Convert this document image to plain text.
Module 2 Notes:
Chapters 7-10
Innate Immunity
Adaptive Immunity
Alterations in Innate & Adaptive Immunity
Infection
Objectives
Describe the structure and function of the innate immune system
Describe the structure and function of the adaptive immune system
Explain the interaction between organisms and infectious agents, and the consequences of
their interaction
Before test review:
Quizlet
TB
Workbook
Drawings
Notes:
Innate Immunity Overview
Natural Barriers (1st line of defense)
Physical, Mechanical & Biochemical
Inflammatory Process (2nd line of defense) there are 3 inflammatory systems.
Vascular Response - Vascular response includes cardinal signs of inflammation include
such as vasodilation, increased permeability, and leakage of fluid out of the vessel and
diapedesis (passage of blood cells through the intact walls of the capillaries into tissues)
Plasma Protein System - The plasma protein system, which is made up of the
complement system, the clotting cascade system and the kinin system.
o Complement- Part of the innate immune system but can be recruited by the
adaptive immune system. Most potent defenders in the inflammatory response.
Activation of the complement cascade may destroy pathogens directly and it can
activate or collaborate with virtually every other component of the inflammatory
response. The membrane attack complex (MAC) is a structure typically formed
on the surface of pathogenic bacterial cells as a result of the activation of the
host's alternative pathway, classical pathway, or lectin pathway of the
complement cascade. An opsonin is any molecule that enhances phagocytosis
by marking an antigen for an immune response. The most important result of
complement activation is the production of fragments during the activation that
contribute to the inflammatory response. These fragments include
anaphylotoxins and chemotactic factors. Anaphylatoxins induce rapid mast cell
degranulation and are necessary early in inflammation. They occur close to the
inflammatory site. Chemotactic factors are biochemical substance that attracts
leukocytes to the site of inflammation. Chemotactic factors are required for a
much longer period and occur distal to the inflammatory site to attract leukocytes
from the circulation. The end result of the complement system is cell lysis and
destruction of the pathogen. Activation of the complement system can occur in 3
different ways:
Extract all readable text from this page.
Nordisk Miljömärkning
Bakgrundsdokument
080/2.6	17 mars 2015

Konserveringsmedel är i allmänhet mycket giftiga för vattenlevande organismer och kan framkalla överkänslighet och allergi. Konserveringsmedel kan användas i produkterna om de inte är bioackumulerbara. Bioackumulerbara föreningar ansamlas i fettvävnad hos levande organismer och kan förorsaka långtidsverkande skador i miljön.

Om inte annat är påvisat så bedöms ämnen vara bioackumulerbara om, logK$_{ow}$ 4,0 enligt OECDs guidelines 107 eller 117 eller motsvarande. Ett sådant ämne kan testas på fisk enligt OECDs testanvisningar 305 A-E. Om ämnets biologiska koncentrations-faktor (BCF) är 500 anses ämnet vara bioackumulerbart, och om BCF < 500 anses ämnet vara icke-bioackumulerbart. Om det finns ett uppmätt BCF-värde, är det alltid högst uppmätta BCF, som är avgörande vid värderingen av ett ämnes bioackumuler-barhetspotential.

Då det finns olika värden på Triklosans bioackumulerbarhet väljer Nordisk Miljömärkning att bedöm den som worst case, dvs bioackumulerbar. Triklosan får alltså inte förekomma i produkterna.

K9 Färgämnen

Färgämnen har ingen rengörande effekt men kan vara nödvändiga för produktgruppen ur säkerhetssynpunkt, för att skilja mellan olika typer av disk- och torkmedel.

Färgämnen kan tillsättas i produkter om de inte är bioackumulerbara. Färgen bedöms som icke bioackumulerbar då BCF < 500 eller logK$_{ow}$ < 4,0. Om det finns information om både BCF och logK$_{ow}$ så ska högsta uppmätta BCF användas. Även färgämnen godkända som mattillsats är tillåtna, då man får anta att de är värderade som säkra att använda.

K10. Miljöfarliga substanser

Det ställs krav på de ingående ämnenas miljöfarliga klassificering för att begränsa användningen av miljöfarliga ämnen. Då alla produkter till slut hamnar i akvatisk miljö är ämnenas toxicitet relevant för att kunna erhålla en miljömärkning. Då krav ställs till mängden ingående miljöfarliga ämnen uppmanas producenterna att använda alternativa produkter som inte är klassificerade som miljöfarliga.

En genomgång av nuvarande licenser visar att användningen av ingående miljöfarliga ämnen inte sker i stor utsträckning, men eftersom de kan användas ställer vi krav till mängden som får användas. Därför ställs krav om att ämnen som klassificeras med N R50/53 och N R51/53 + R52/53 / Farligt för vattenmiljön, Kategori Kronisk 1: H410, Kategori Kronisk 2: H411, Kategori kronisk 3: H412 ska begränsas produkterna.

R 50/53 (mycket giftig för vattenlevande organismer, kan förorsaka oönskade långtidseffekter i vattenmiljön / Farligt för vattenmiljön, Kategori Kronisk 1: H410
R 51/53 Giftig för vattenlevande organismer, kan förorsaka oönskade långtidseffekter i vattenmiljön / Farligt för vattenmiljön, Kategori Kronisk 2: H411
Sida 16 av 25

• [WORK TO COMPLETE]: Using the material above, copy every line in which the string "Farligt" occurs.

• [SOLVED PROBLEM]:
En genomgång av nuvarande licenser visar att användningen av ingående miljöfarliga ämnen inte sker i stor utsträckning, men eftersom de kan användas ställer vi krav till mängden som får användas. Därför ställs krav om att ämnen som klassificeras med N R50/53 och N R51/53 + R52/53 / Farligt för vattenmiljön, Kategori Kronisk 1: H410, Kategori Kronisk 2: H411, Kategori kronisk 3: H412 ska begränsas produkterna.
R 50/53 (mycket giftig för vattenlevande organismer, kan förorsaka oönskade långtidseffekter i vattenmiljön / Farligt för vattenmiljön, Kategori Kronisk 1: H410
R 51/53 Giftig för vattenlevande organismer, kan förorsaka oönskade långtidseffekter i vattenmiljön / Farligt för vattenmiljön, Kategori Kronisk 2: H411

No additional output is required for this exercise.